*** EXTRACTED MATERIAL ***

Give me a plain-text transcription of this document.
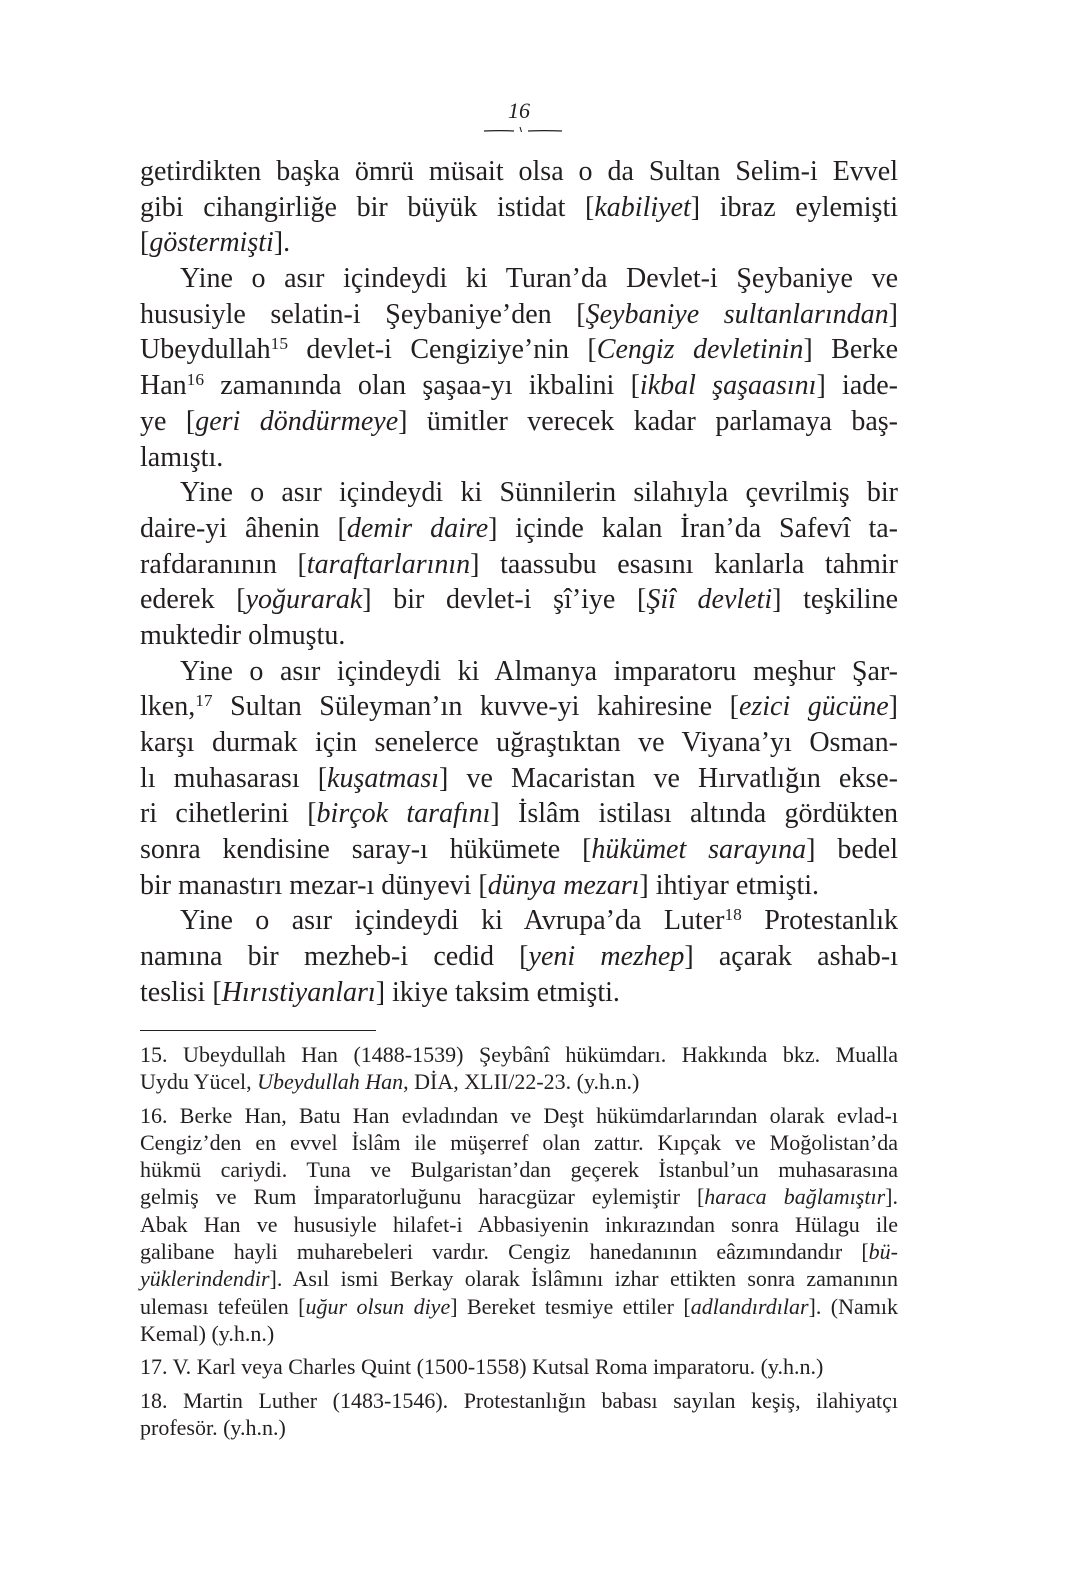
16
getirdikten başka ömrü müsait olsa o da Sultan Selim-i Evvel
gibi cihangirliğe bir büyük istidat [kabiliyet] ibraz eylemişti
[göstermişti].
Yine o asır içindeydi ki Turan’da Devlet-i Şeybaniye ve
hususiyle selatin-i Şeybaniye’den [Şeybaniye sultanlarından]
Ubeydullah$^{15}$ devlet-i Cengiziye’nin [Cengiz devletinin] Berke
Han$^{16}$ zamanında olan şaşaa-yı ikbalini [ikbal şaşaasını] iade-
ye [geri döndürmeye] ümitler verecek kadar parlamaya baş-
lamıştı.
Yine o asır içindeydi ki Sünnilerin silahıyla çevrilmiş bir
daire-yi âhenin [demir daire] içinde kalan İran’da Safevî ta-
rafdaranının [taraftarlarının] taassubu esasını kanlarla tahmir
ederek [yoğurarak] bir devlet-i şî’iye [Şiî devleti] teşkiline
muktedir olmuştu.
Yine o asır içindeydi ki Almanya imparatoru meşhur Şar-
lken,$^{17}$ Sultan Süleyman’ın kuvve-yi kahiresine [ezici gücüne]
karşı durmak için senelerce uğraştıktan ve Viyana’yı Osman-
lı muhasarası [kuşatması] ve Macaristan ve Hırvatlığın ekse-
ri cihetlerini [birçok tarafını] İslâm istilası altında gördükten
sonra kendisine saray-ı hükümete [hükümet sarayına] bedel
bir manastırı mezar-ı dünyevi [dünya mezarı] ihtiyar etmişti.
Yine o asır içindeydi ki Avrupa’da Luter$^{18}$ Protestanlık
namına bir mezheb-i cedid [yeni mezhep] açarak ashab-ı
teslisi [Hırıstiyanları] ikiye taksim etmişti.
15. Ubeydullah Han (1488-1539) Şeybânî hükümdarı. Hakkında bkz. Mualla
Uydu Yücel, Ubeydullah Han, DİA, XLII/22-23. (y.h.n.)
16. Berke Han, Batu Han evladından ve Deşt hükümdarlarından olarak evlad-ı
Cengiz’den en evvel İslâm ile müşerref olan zattır. Kıpçak ve Moğolistan’da
hükmü cariydi. Tuna ve Bulgaristan’dan geçerek İstanbul’un muhasarasına
gelmiş ve Rum İmparatorluğunu haracgüzar eylemiştir [haraca bağlamıştır].
Abak Han ve hususiyle hilafet-i Abbasiyenin inkırazından sonra Hülagu ile
galibane hayli muharebeleri vardır. Cengiz hanedanının eâzımındandır [bü-
yüklerindendir]. Asıl ismi Berkay olarak İslâmını izhar ettikten sonra zamanının
uleması tefeülen [uğur olsun diye] Bereket tesmiye ettiler [adlandırdılar]. (Namık
Kemal) (y.h.n.)
17. V. Karl veya Charles Quint (1500-1558) Kutsal Roma imparatoru. (y.h.n.)
18. Martin Luther (1483-1546). Protestanlığın babası sayılan keşiş, ilahiyatçı
profesör. (y.h.n.)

***

**TASK OBJECTIVE**
Return the material word for word. Pictures are not part of the copy.

**THE ANSWER**
Give me a plain-text transcription of this document.
16
getirdikten başka ömrü müsait olsa o da Sultan Selim-i Evvel
gibi cihangirliğe bir büyük istidat [kabiliyet] ibraz eylemişti
[göstermişti].
Yine o asır içindeydi ki Turan’da Devlet-i Şeybaniye ve
hususiyle selatin-i Şeybaniye’den [Şeybaniye sultanlarından]
Ubeydullah$^{15}$ devlet-i Cengiziye’nin [Cengiz devletinin] Berke
Han$^{16}$ zamanında olan şaşaa-yı ikbalini [ikbal şaşaasını] iade-
ye [geri döndürmeye] ümitler verecek kadar parlamaya baş-
lamıştı.
Yine o asır içindeydi ki Sünnilerin silahıyla çevrilmiş bir
daire-yi âhenin [demir daire] içinde kalan İran’da Safevî ta-
rafdaranının [taraftarlarının] taassubu esasını kanlarla tahmir
ederek [yoğurarak] bir devlet-i şî’iye [Şiî devleti] teşkiline
muktedir olmuştu.
Yine o asır içindeydi ki Almanya imparatoru meşhur Şar-
lken,$^{17}$ Sultan Süleyman’ın kuvve-yi kahiresine [ezici gücüne]
karşı durmak için senelerce uğraştıktan ve Viyana’yı Osman-
lı muhasarası [kuşatması] ve Macaristan ve Hırvatlığın ekse-
ri cihetlerini [birçok tarafını] İslâm istilası altında gördükten
sonra kendisine saray-ı hükümete [hükümet sarayına] bedel
bir manastırı mezar-ı dünyevi [dünya mezarı] ihtiyar etmişti.
Yine o asır içindeydi ki Avrupa’da Luter$^{18}$ Protestanlık
namına bir mezheb-i cedid [yeni mezhep] açarak ashab-ı
teslisi [Hırıstiyanları] ikiye taksim etmişti.
15. Ubeydullah Han (1488-1539) Şeybânî hükümdarı. Hakkında bkz. Mualla
Uydu Yücel, Ubeydullah Han, DİA, XLII/22-23. (y.h.n.)
16. Berke Han, Batu Han evladından ve Deşt hükümdarlarından olarak evlad-ı
Cengiz’den en evvel İslâm ile müşerref olan zattır. Kıpçak ve Moğolistan’da
hükmü cariydi. Tuna ve Bulgaristan’dan geçerek İstanbul’un muhasarasına
gelmiş ve Rum İmparatorluğunu haracgüzar eylemiştir [haraca bağlamıştır].
Abak Han ve hususiyle hilafet-i Abbasiyenin inkırazından sonra Hülagu ile
galibane hayli muharebeleri vardır. Cengiz hanedanının eâzımındandır [bü-
yüklerindendir]. Asıl ismi Berkay olarak İslâmını izhar ettikten sonra zamanının
uleması tefeülen [uğur olsun diye] Bereket tesmiye ettiler [adlandırdılar]. (Namık
Kemal) (y.h.n.)
17. V. Karl veya Charles Quint (1500-1558) Kutsal Roma imparatoru. (y.h.n.)
18. Martin Luther (1483-1546). Protestanlığın babası sayılan keşiş, ilahiyatçı
profesör. (y.h.n.)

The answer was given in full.